___ LISTING
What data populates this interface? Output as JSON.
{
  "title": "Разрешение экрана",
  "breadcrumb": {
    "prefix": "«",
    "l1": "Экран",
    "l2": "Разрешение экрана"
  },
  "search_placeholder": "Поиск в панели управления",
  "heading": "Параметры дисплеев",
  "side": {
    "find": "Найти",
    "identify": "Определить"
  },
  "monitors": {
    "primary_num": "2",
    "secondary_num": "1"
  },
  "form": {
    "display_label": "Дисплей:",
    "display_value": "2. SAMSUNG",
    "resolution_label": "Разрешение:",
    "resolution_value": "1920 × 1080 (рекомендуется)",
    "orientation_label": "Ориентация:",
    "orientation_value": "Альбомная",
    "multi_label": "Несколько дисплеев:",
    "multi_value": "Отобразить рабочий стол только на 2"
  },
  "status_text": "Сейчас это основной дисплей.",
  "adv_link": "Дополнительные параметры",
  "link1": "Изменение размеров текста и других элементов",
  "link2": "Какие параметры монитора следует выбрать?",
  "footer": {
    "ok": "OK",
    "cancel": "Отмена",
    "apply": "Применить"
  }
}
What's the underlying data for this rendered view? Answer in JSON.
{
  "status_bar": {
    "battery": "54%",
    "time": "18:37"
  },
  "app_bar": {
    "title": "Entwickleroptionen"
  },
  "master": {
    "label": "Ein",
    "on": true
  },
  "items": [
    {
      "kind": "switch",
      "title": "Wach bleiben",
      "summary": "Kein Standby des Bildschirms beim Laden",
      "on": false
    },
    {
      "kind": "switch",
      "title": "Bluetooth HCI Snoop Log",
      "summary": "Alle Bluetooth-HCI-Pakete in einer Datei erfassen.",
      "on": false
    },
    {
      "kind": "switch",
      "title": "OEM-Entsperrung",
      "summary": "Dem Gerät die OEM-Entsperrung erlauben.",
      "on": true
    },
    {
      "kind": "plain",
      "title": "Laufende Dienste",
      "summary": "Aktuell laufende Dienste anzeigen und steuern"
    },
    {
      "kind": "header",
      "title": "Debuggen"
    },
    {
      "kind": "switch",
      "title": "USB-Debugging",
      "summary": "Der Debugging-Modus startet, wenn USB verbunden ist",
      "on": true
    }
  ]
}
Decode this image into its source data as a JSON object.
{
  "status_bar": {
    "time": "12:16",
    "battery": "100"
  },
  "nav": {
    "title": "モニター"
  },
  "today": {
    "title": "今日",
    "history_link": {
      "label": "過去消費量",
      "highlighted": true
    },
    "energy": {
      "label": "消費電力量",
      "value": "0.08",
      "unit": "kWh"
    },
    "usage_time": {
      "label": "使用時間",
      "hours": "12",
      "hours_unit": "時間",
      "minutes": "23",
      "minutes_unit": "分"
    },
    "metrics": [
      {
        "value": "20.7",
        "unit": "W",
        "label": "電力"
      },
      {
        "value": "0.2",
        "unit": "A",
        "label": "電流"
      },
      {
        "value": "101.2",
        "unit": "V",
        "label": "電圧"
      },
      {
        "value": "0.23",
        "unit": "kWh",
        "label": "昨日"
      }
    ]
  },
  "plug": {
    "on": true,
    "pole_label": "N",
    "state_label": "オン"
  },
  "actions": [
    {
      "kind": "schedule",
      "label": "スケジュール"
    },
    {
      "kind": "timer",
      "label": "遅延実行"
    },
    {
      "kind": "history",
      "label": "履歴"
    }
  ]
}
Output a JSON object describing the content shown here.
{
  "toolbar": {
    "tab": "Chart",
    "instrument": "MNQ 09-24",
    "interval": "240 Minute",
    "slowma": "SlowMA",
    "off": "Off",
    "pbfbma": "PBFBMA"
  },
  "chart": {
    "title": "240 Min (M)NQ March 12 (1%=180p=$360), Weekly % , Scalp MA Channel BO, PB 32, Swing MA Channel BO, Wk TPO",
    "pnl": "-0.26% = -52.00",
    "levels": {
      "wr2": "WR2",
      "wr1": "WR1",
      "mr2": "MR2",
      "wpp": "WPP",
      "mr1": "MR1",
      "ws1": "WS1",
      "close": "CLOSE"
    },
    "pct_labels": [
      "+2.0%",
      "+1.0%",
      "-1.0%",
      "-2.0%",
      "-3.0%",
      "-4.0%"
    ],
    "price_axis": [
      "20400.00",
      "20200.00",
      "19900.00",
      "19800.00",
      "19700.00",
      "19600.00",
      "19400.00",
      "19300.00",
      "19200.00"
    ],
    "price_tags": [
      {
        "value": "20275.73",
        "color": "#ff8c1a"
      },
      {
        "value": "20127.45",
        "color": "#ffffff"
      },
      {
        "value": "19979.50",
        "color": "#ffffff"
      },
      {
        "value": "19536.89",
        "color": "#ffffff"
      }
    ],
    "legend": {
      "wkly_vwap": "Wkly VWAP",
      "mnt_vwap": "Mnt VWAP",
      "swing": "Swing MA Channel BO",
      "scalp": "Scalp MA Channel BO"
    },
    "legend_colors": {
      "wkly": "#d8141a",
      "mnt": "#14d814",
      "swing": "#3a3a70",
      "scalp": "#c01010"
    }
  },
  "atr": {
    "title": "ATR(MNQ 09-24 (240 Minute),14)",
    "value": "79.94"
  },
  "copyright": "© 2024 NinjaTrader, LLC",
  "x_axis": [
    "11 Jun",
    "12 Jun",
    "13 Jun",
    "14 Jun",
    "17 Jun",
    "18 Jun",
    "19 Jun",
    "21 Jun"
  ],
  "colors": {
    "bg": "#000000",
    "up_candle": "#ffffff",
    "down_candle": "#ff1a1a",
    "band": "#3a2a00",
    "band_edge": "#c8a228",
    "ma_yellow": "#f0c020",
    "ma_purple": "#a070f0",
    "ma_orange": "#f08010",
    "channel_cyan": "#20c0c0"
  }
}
______
◆ PROBLEM STATEMENT: Copy out the whole listing exactly.

◆ COMPLETE ANSWER:
What data populates this interface? Output as JSON.
{
  "title": "Разрешение экрана",
  "breadcrumb": {
    "prefix": "«",
    "l1": "Экран",
    "l2": "Разрешение экрана"
  },
  "search_placeholder": "Поиск в панели управления",
  "heading": "Параметры дисплеев",
  "side": {
    "find": "Найти",
    "identify": "Определить"
  },
  "monitors": {
    "primary_num": "2",
    "secondary_num": "1"
  },
  "form": {
    "display_label": "Дисплей:",
    "display_value": "2. SAMSUNG",
    "resolution_label": "Разрешение:",
    "resolution_value": "1920 × 1080 (рекомендуется)",
    "orientation_label": "Ориентация:",
    "orientation_value": "Альбомная",
    "multi_label": "Несколько дисплеев:",
    "multi_value": "Отобразить рабочий стол только на 2"
  },
  "status_text": "Сейчас это основной дисплей.",
  "adv_link": "Дополнительные параметры",
  "link1": "Изменение размеров текста и других элементов",
  "link2": "Какие параметры монитора следует выбрать?",
  "footer": {
    "ok": "OK",
    "cancel": "Отмена",
    "apply": "Применить"
  }
}
What's the underlying data for this rendered view? Answer in JSON.
{
  "status_bar": {
    "battery": "54%",
    "time": "18:37"
  },
  "app_bar": {
    "title": "Entwickleroptionen"
  },
  "master": {
    "label": "Ein",
    "on": true
  },
  "items": [
    {
      "kind": "switch",
      "title": "Wach bleiben",
      "summary": "Kein Standby des Bildschirms beim Laden",
      "on": false
    },
    {
      "kind": "switch",
      "title": "Bluetooth HCI Snoop Log",
      "summary": "Alle Bluetooth-HCI-Pakete in einer Datei erfassen.",
      "on": false
    },
    {
      "kind": "switch",
      "title": "OEM-Entsperrung",
      "summary": "Dem Gerät die OEM-Entsperrung erlauben.",
      "on": true
    },
    {
      "kind": "plain",
      "title": "Laufende Dienste",
      "summary": "Aktuell laufende Dienste anzeigen und steuern"
    },
    {
      "kind": "header",
      "title": "Debuggen"
    },
    {
      "kind": "switch",
      "title": "USB-Debugging",
      "summary": "Der Debugging-Modus startet, wenn USB verbunden ist",
      "on": true
    }
  ]
}
Decode this image into its source data as a JSON object.
{
  "status_bar": {
    "time": "12:16",
    "battery": "100"
  },
  "nav": {
    "title": "モニター"
  },
  "today": {
    "title": "今日",
    "history_link": {
      "label": "過去消費量",
      "highlighted": true
    },
    "energy": {
      "label": "消費電力量",
      "value": "0.08",
      "unit": "kWh"
    },
    "usage_time": {
      "label": "使用時間",
      "hours": "12",
      "hours_unit": "時間",
      "minutes": "23",
      "minutes_unit": "分"
    },
    "metrics": [
      {
        "value": "20.7",
        "unit": "W",
        "label": "電力"
      },
      {
        "value": "0.2",
        "unit": "A",
        "label": "電流"
      },
      {
        "value": "101.2",
        "unit": "V",
        "label": "電圧"
      },
      {
        "value": "0.23",
        "unit": "kWh",
        "label": "昨日"
      }
    ]
  },
  "plug": {
    "on": true,
    "pole_label": "N",
    "state_label": "オン"
  },
  "actions": [
    {
      "kind": "schedule",
      "label": "スケジュール"
    },
    {
      "kind": "timer",
      "label": "遅延実行"
    },
    {
      "kind": "history",
      "label": "履歴"
    }
  ]
}
Output a JSON object describing the content shown here.
{
  "toolbar": {
    "tab": "Chart",
    "instrument": "MNQ 09-24",
    "interval": "240 Minute",
    "slowma": "SlowMA",
    "off": "Off",
    "pbfbma": "PBFBMA"
  },
  "chart": {
    "title": "240 Min (M)NQ March 12 (1%=180p=$360), Weekly % , Scalp MA Channel BO, PB 32, Swing MA Channel BO, Wk TPO",
    "pnl": "-0.26% = -52.00",
    "levels": {
      "wr2": "WR2",
      "wr1": "WR1",
      "mr2": "MR2",
      "wpp": "WPP",
      "mr1": "MR1",
      "ws1": "WS1",
      "close": "CLOSE"
    },
    "pct_labels": [
      "+2.0%",
      "+1.0%",
      "-1.0%",
      "-2.0%",
      "-3.0%",
      "-4.0%"
    ],
    "price_axis": [
      "20400.00",
      "20200.00",
      "19900.00",
      "19800.00",
      "19700.00",
      "19600.00",
      "19400.00",
      "19300.00",
      "19200.00"
    ],
    "price_tags": [
      {
        "value": "20275.73",
        "color": "#ff8c1a"
      },
      {
        "value": "20127.45",
        "color": "#ffffff"
      },
      {
        "value": "19979.50",
        "color": "#ffffff"
      },
      {
        "value": "19536.89",
        "color": "#ffffff"
      }
    ],
    "legend": {
      "wkly_vwap": "Wkly VWAP",
      "mnt_vwap": "Mnt VWAP",
      "swing": "Swing MA Channel BO",
      "scalp": "Scalp MA Channel BO"
    },
    "legend_colors": {
      "wkly": "#d8141a",
      "mnt": "#14d814",
      "swing": "#3a3a70",
      "scalp": "#c01010"
    }
  },
  "atr": {
    "title": "ATR(MNQ 09-24 (240 Minute),14)",
    "value": "79.94"
  },
  "copyright": "© 2024 NinjaTrader, LLC",
  "x_axis": [
    "11 Jun",
    "12 Jun",
    "13 Jun",
    "14 Jun",
    "17 Jun",
    "18 Jun",
    "19 Jun",
    "21 Jun"
  ],
  "colors": {
    "bg": "#000000",
    "up_candle": "#ffffff",
    "down_candle": "#ff1a1a",
    "band": "#3a2a00",
    "band_edge": "#c8a228",
    "ma_yellow": "#f0c020",
    "ma_purple": "#a070f0",
    "ma_orange": "#f08010",
    "channel_cyan": "#20c0c0"
  }
}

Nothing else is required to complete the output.